• Stored data entries:
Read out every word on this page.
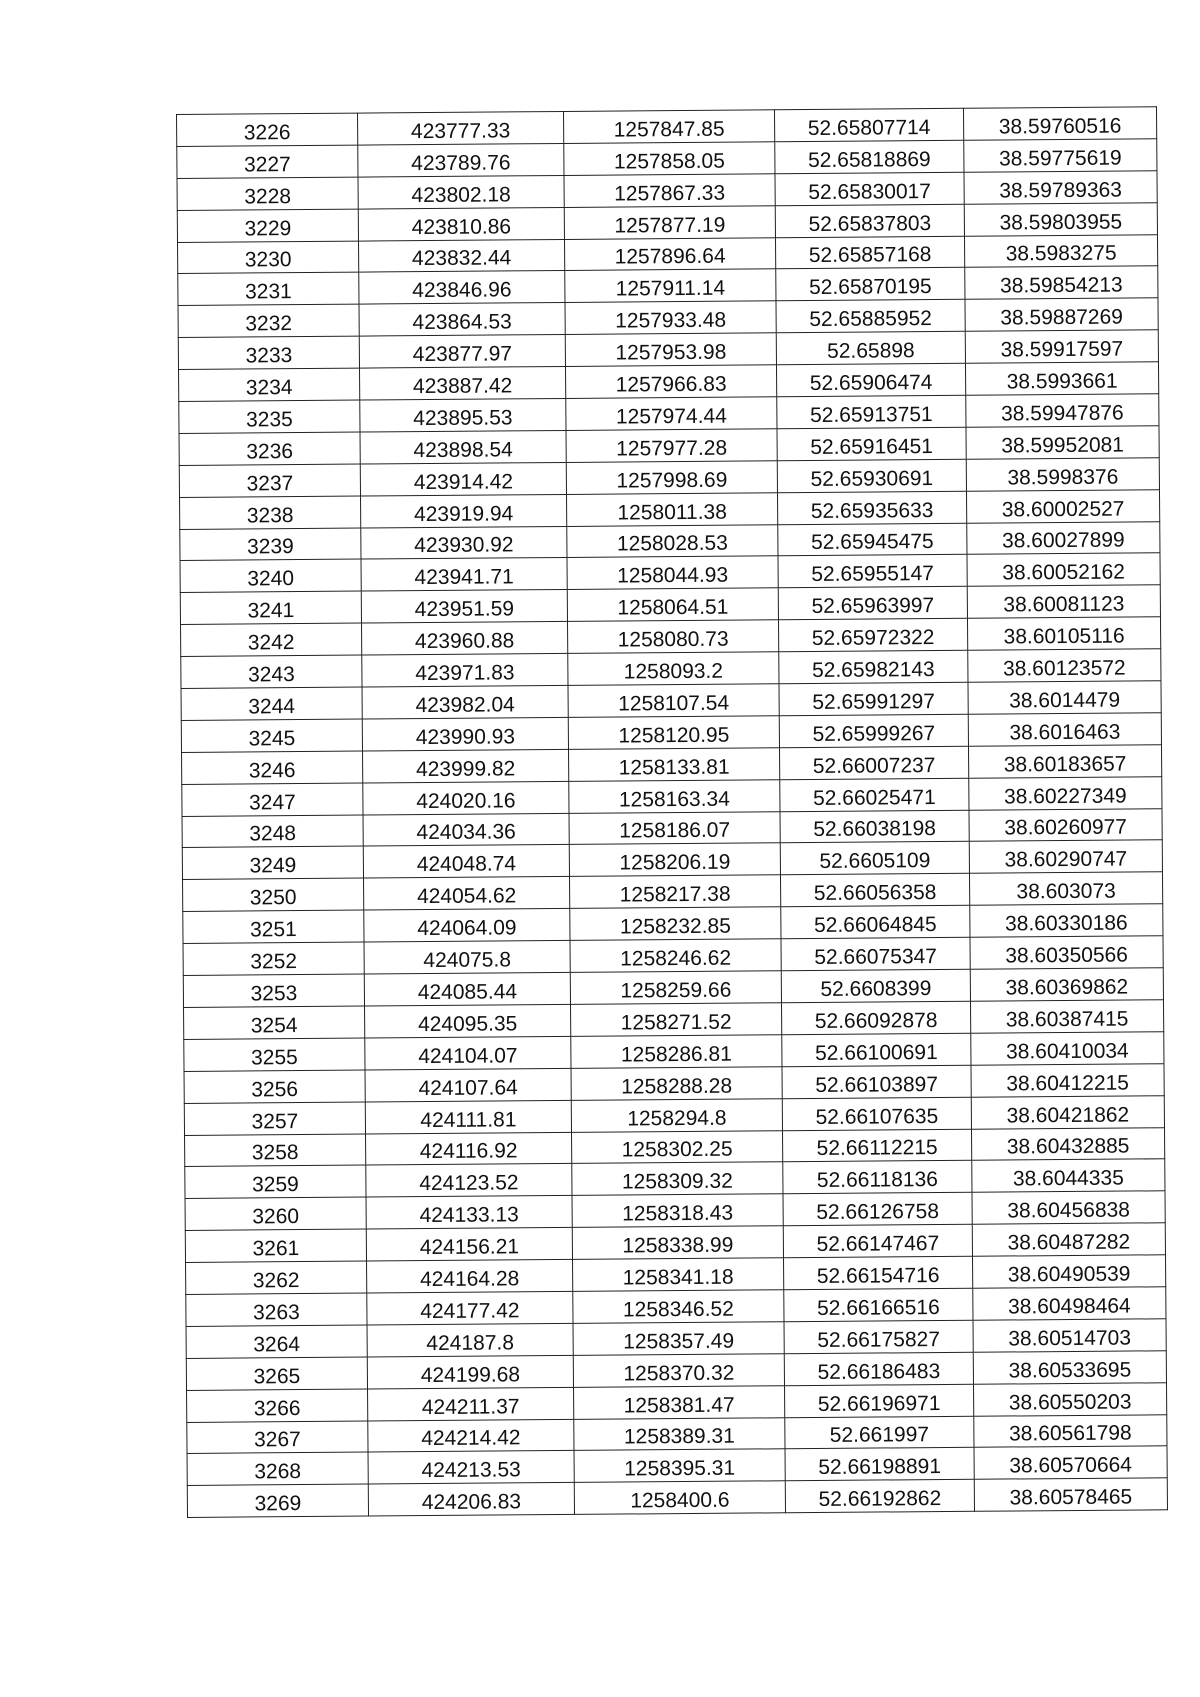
3226	423777.33	1257847.85	52.65807714	38.59760516
3227	423789.76	1257858.05	52.65818869	38.59775619
3228	423802.18	1257867.33	52.65830017	38.59789363
3229	423810.86	1257877.19	52.65837803	38.59803955
3230	423832.44	1257896.64	52.65857168	38.5983275
3231	423846.96	1257911.14	52.65870195	38.59854213
3232	423864.53	1257933.48	52.65885952	38.59887269
3233	423877.97	1257953.98	52.65898	38.59917597
3234	423887.42	1257966.83	52.65906474	38.5993661
3235	423895.53	1257974.44	52.65913751	38.59947876
3236	423898.54	1257977.28	52.65916451	38.59952081
3237	423914.42	1257998.69	52.65930691	38.5998376
3238	423919.94	1258011.38	52.65935633	38.60002527
3239	423930.92	1258028.53	52.65945475	38.60027899
3240	423941.71	1258044.93	52.65955147	38.60052162
3241	423951.59	1258064.51	52.65963997	38.60081123
3242	423960.88	1258080.73	52.65972322	38.60105116
3243	423971.83	1258093.2	52.65982143	38.60123572
3244	423982.04	1258107.54	52.65991297	38.6014479
3245	423990.93	1258120.95	52.65999267	38.6016463
3246	423999.82	1258133.81	52.66007237	38.60183657
3247	424020.16	1258163.34	52.66025471	38.60227349
3248	424034.36	1258186.07	52.66038198	38.60260977
3249	424048.74	1258206.19	52.6605109	38.60290747
3250	424054.62	1258217.38	52.66056358	38.603073
3251	424064.09	1258232.85	52.66064845	38.60330186
3252	424075.8	1258246.62	52.66075347	38.60350566
3253	424085.44	1258259.66	52.6608399	38.60369862
3254	424095.35	1258271.52	52.66092878	38.60387415
3255	424104.07	1258286.81	52.66100691	38.60410034
3256	424107.64	1258288.28	52.66103897	38.60412215
3257	424111.81	1258294.8	52.66107635	38.60421862
3258	424116.92	1258302.25	52.66112215	38.60432885
3259	424123.52	1258309.32	52.66118136	38.6044335
3260	424133.13	1258318.43	52.66126758	38.60456838
3261	424156.21	1258338.99	52.66147467	38.60487282
3262	424164.28	1258341.18	52.66154716	38.60490539
3263	424177.42	1258346.52	52.66166516	38.60498464
3264	424187.8	1258357.49	52.66175827	38.60514703
3265	424199.68	1258370.32	52.66186483	38.60533695
3266	424211.37	1258381.47	52.66196971	38.60550203
3267	424214.42	1258389.31	52.661997	38.60561798
3268	424213.53	1258395.31	52.66198891	38.60570664
3269	424206.83	1258400.6	52.66192862	38.60578465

• REQUIRED TASK: Every record is to be reproduced exactly, with no pictures included.

• IN RESPONSE:
Read out every word on this page.
3226	423777.33	1257847.85	52.65807714	38.59760516
3227	423789.76	1257858.05	52.65818869	38.59775619
3228	423802.18	1257867.33	52.65830017	38.59789363
3229	423810.86	1257877.19	52.65837803	38.59803955
3230	423832.44	1257896.64	52.65857168	38.5983275
3231	423846.96	1257911.14	52.65870195	38.59854213
3232	423864.53	1257933.48	52.65885952	38.59887269
3233	423877.97	1257953.98	52.65898	38.59917597
3234	423887.42	1257966.83	52.65906474	38.5993661
3235	423895.53	1257974.44	52.65913751	38.59947876
3236	423898.54	1257977.28	52.65916451	38.59952081
3237	423914.42	1257998.69	52.65930691	38.5998376
3238	423919.94	1258011.38	52.65935633	38.60002527
3239	423930.92	1258028.53	52.65945475	38.60027899
3240	423941.71	1258044.93	52.65955147	38.60052162
3241	423951.59	1258064.51	52.65963997	38.60081123
3242	423960.88	1258080.73	52.65972322	38.60105116
3243	423971.83	1258093.2	52.65982143	38.60123572
3244	423982.04	1258107.54	52.65991297	38.6014479
3245	423990.93	1258120.95	52.65999267	38.6016463
3246	423999.82	1258133.81	52.66007237	38.60183657
3247	424020.16	1258163.34	52.66025471	38.60227349
3248	424034.36	1258186.07	52.66038198	38.60260977
3249	424048.74	1258206.19	52.6605109	38.60290747
3250	424054.62	1258217.38	52.66056358	38.603073
3251	424064.09	1258232.85	52.66064845	38.60330186
3252	424075.8	1258246.62	52.66075347	38.60350566
3253	424085.44	1258259.66	52.6608399	38.60369862
3254	424095.35	1258271.52	52.66092878	38.60387415
3255	424104.07	1258286.81	52.66100691	38.60410034
3256	424107.64	1258288.28	52.66103897	38.60412215
3257	424111.81	1258294.8	52.66107635	38.60421862
3258	424116.92	1258302.25	52.66112215	38.60432885
3259	424123.52	1258309.32	52.66118136	38.6044335
3260	424133.13	1258318.43	52.66126758	38.60456838
3261	424156.21	1258338.99	52.66147467	38.60487282
3262	424164.28	1258341.18	52.66154716	38.60490539
3263	424177.42	1258346.52	52.66166516	38.60498464
3264	424187.8	1258357.49	52.66175827	38.60514703
3265	424199.68	1258370.32	52.66186483	38.60533695
3266	424211.37	1258381.47	52.66196971	38.60550203
3267	424214.42	1258389.31	52.661997	38.60561798
3268	424213.53	1258395.31	52.66198891	38.60570664
3269	424206.83	1258400.6	52.66192862	38.60578465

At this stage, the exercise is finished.